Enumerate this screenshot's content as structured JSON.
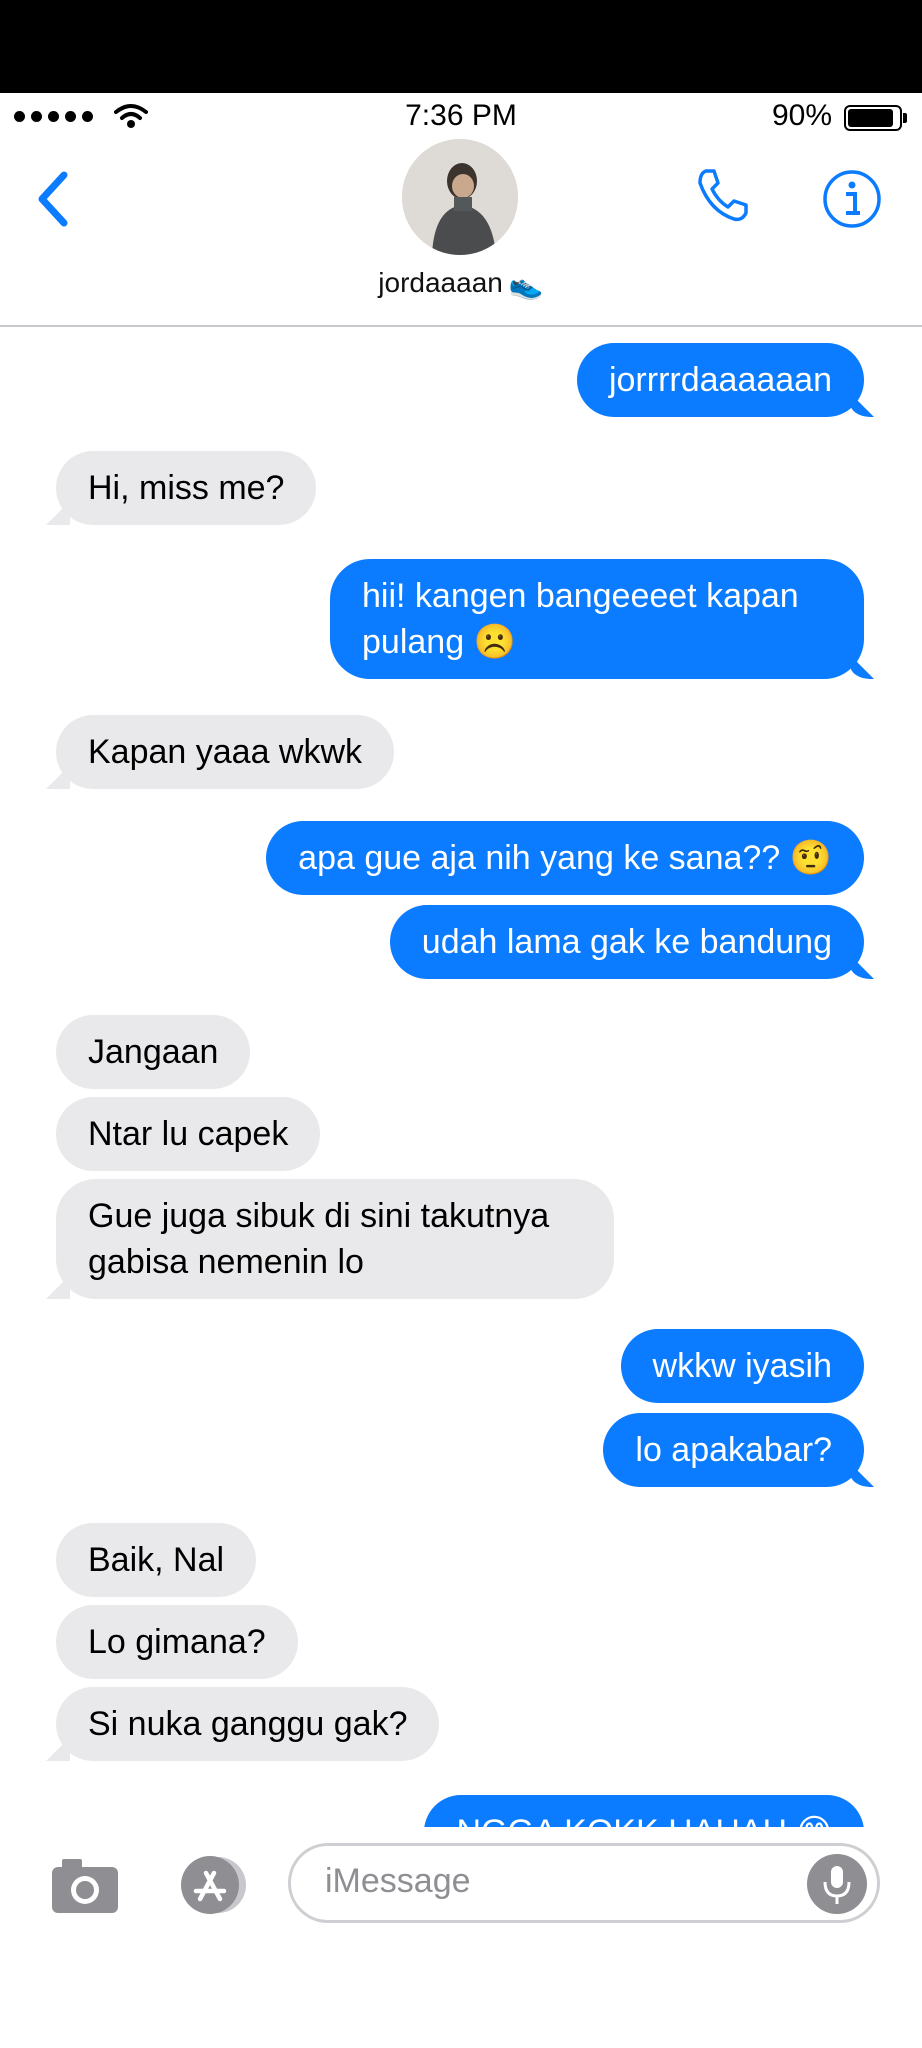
{
  "status": {
    "time": "7:36 PM",
    "battery": "90%",
    "battery_level": 0.9
  },
  "header": {
    "contact_name": "jordaaaan",
    "contact_emoji": "👟"
  },
  "messages": [
    {
      "dir": "out",
      "text": "jorrrrdaaaaaan"
    },
    {
      "dir": "in",
      "text": "Hi, miss me?"
    },
    {
      "dir": "out",
      "text": "hii! kangen bangeeeet kapan pulang ☹️"
    },
    {
      "dir": "in",
      "text": "Kapan yaaa wkwk"
    },
    {
      "dir": "out",
      "text": "apa gue aja nih yang ke sana?? 🤨"
    },
    {
      "dir": "out",
      "text": "udah lama gak ke bandung"
    },
    {
      "dir": "in",
      "text": "Jangaan"
    },
    {
      "dir": "in",
      "text": "Ntar lu capek"
    },
    {
      "dir": "in",
      "text": "Gue juga sibuk di sini takutnya gabisa nemenin lo"
    },
    {
      "dir": "out",
      "text": "wkkw iyasih"
    },
    {
      "dir": "out",
      "text": "lo apakabar?"
    },
    {
      "dir": "in",
      "text": "Baik, Nal"
    },
    {
      "dir": "in",
      "text": "Lo gimana?"
    },
    {
      "dir": "in",
      "text": "Si nuka ganggu gak?"
    },
    {
      "dir": "out",
      "text": "NGGA KOKK HAHAH 😊"
    }
  ],
  "composer": {
    "placeholder": "iMessage"
  },
  "colors": {
    "accent": "#0b7bff",
    "incoming_bubble": "#e9e9eb",
    "icon_gray": "#8e8e93"
  }
}
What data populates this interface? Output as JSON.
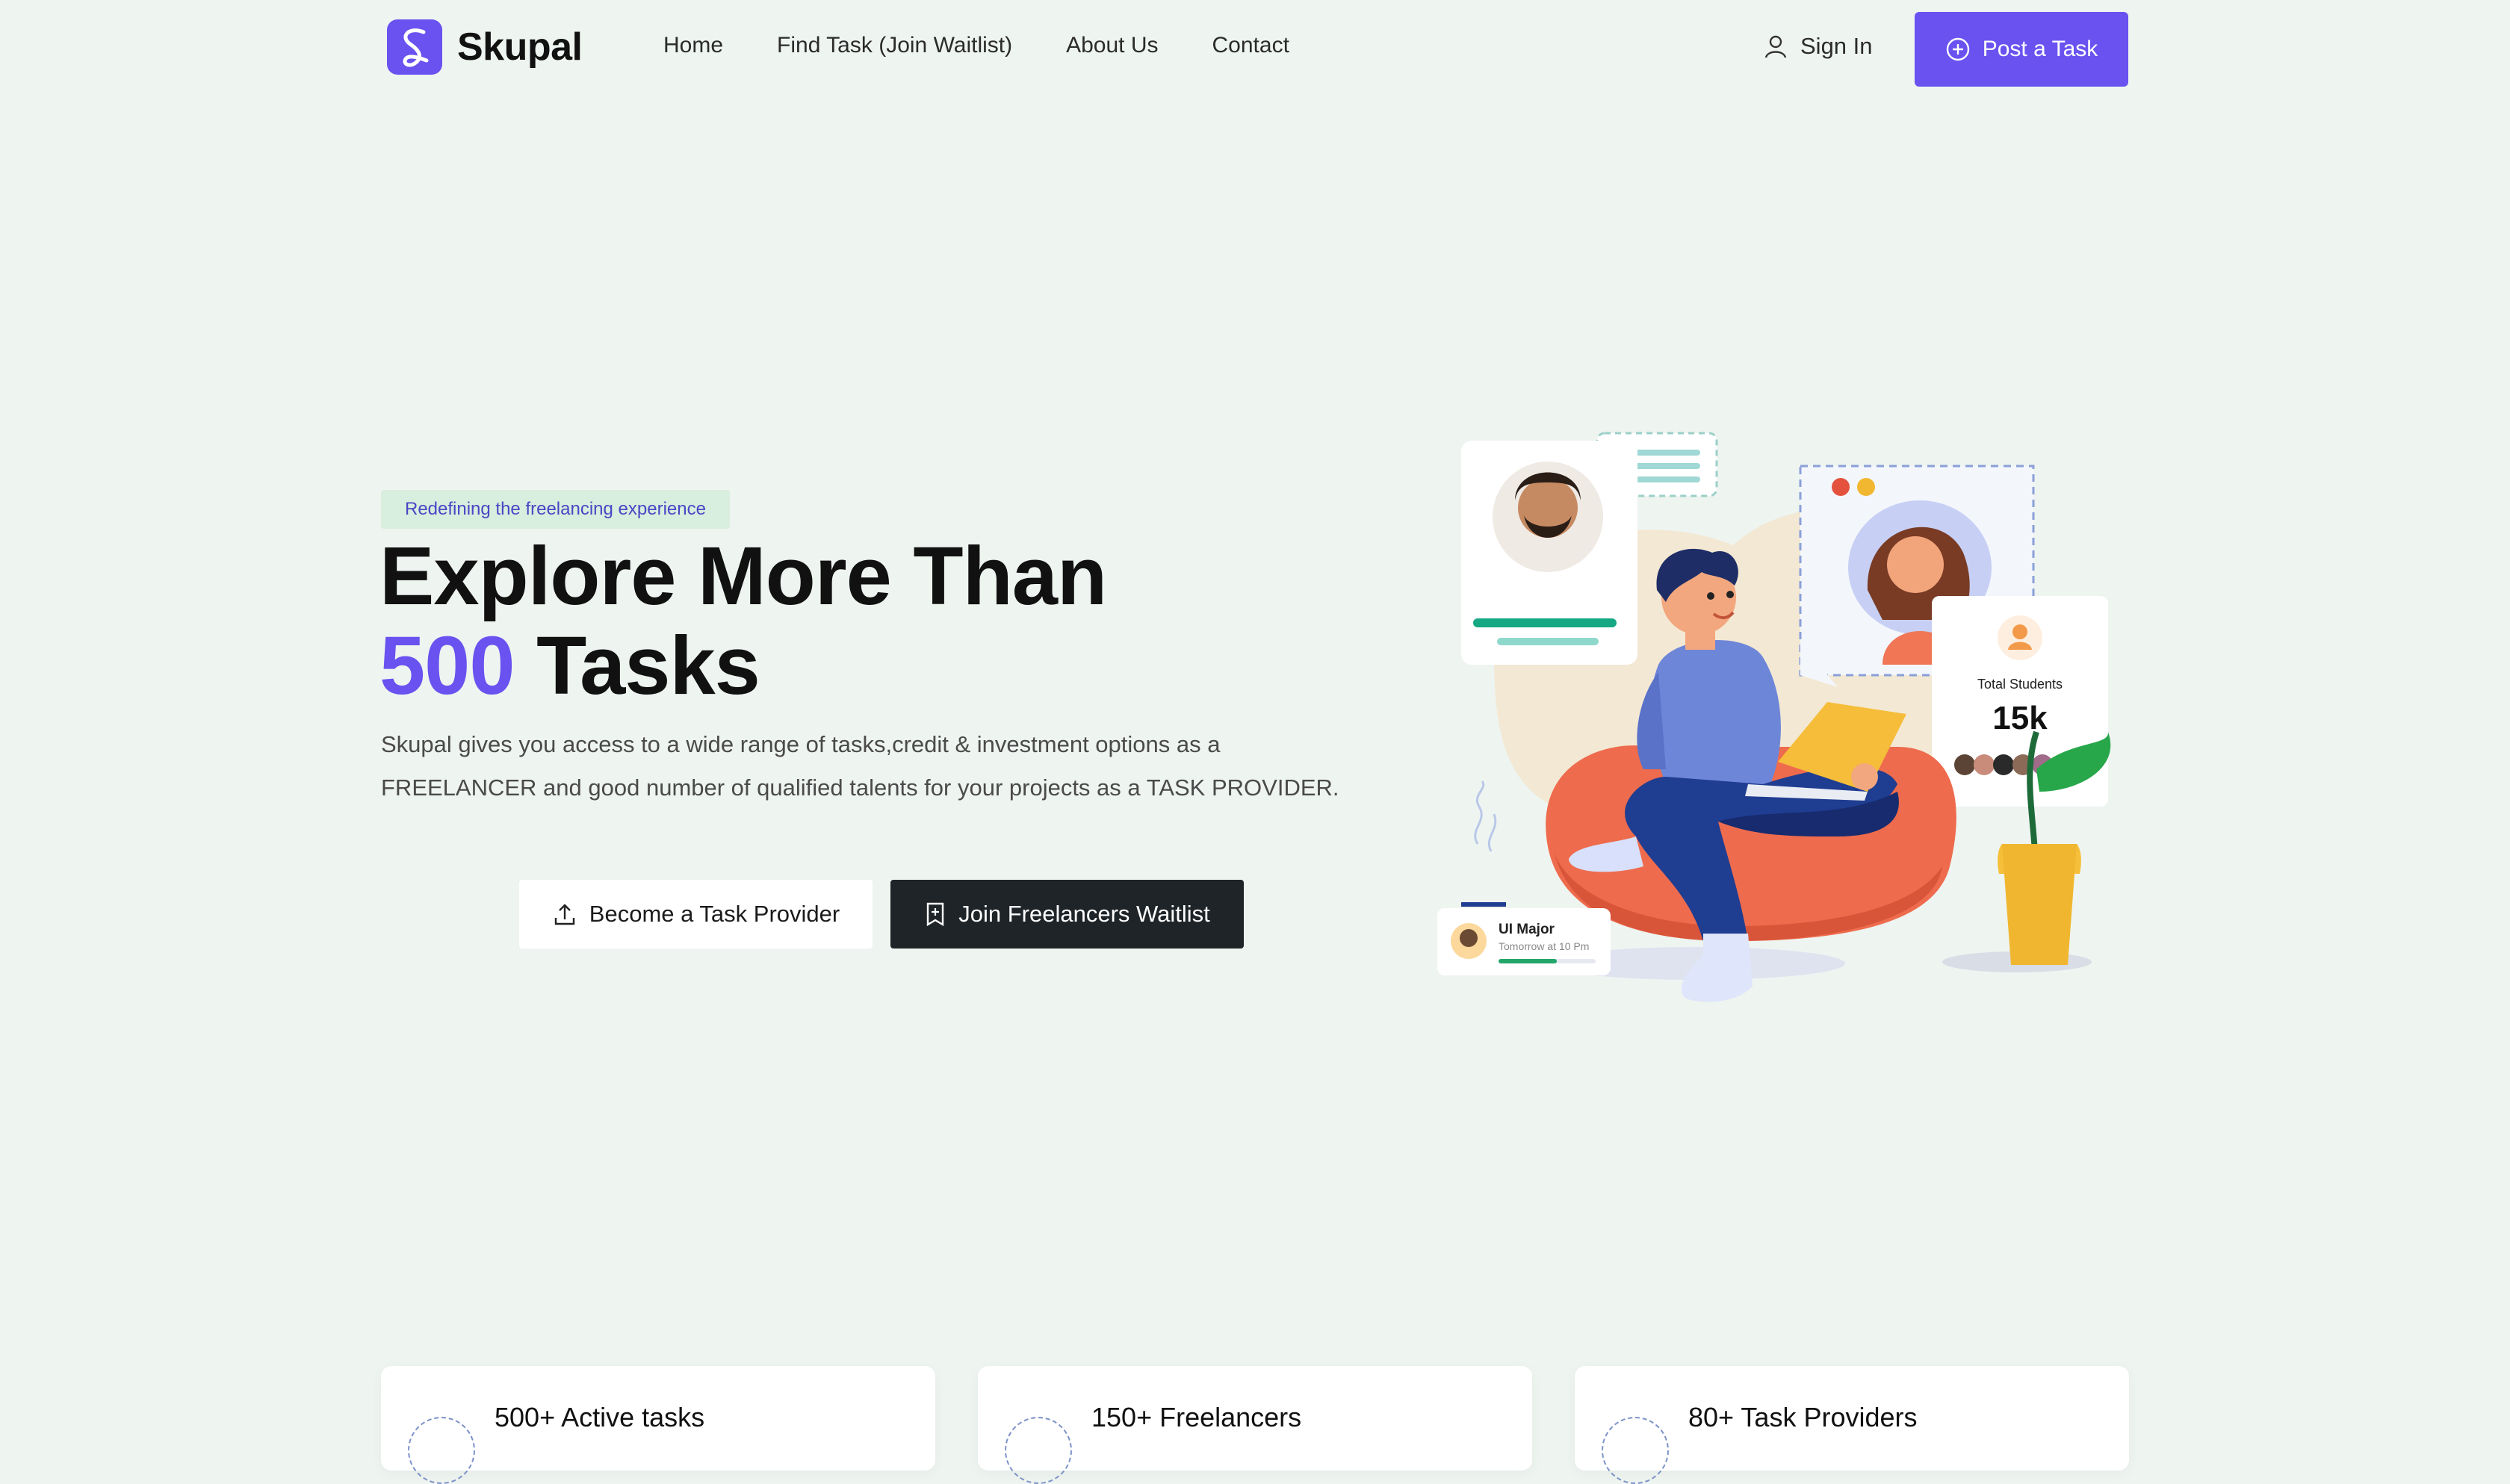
{
  "brand": {
    "name": "Skupal",
    "accent": "#6952f0"
  },
  "nav": {
    "items": [
      {
        "label": "Home"
      },
      {
        "label": "Find Task (Join Waitlist)"
      },
      {
        "label": "About Us"
      },
      {
        "label": "Contact"
      }
    ],
    "sign_in": "Sign In",
    "post_task": "Post a Task"
  },
  "hero": {
    "badge": "Redefining the freelancing experience",
    "title_line1": "Explore More Than",
    "title_accent": "500",
    "title_rest": " Tasks",
    "description": "Skupal gives you access to a wide range of tasks,credit & investment options as a FREELANCER and good number of qualified talents for your projects as a TASK PROVIDER.",
    "btn_provider": "Become a Task Provider",
    "btn_freelancer": "Join Freelancers Waitlist"
  },
  "illustration": {
    "students_label": "Total Students",
    "students_count": "15k",
    "class_name": "UI Major",
    "class_time": "Tomorrow at 10 Pm"
  },
  "stats": [
    {
      "label": "500+ Active tasks"
    },
    {
      "label": "150+ Freelancers"
    },
    {
      "label": "80+ Task Providers"
    }
  ]
}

========

■ STATED TASK:
Copy each line of the data that contains the word "Skupal".

■ TASK RESPONSE:
    "name": "Skupal",
    "description": "Skupal gives you access to a wide range of tasks,credit & investment options as a FREELANCER and good number of qualified talents for your projects as a TASK PROVIDER.",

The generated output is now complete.